Locate all lines with the word "Кондашовым" and copy them out.

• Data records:
--*--
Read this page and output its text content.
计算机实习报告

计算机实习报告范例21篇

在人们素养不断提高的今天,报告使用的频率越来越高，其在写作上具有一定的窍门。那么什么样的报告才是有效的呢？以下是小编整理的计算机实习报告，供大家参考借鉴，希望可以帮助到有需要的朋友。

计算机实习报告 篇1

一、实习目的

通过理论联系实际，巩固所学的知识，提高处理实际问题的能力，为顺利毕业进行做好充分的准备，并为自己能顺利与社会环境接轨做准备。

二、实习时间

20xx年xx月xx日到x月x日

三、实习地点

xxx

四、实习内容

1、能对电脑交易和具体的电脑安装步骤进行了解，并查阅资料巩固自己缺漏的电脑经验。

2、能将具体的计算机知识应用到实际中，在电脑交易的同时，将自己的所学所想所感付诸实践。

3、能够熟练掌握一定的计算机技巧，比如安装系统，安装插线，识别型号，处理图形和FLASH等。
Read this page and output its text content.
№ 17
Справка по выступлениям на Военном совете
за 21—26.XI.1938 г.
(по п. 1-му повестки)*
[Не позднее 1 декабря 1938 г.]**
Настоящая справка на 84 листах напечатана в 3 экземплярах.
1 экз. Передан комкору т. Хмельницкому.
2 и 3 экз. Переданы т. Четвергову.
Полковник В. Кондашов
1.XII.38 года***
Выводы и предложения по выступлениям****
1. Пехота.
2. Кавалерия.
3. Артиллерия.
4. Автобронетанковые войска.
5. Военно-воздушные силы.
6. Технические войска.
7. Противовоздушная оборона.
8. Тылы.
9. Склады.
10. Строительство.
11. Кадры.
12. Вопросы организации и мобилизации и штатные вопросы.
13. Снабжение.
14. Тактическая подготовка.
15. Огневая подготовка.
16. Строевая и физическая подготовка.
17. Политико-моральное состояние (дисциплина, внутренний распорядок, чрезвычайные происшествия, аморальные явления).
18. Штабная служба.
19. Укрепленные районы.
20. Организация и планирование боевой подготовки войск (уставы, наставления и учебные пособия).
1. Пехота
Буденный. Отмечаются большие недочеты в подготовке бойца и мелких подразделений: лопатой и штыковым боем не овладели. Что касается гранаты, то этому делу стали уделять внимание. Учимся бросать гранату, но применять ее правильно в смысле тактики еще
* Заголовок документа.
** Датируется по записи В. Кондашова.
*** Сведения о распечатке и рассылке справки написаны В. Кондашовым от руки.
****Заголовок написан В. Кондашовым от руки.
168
--*--
• Solution below:
*** Сведения о распечатке и рассылке справки написаны В. Кондашовым от руки.
****Заголовок написан В. Кондашовым от руки.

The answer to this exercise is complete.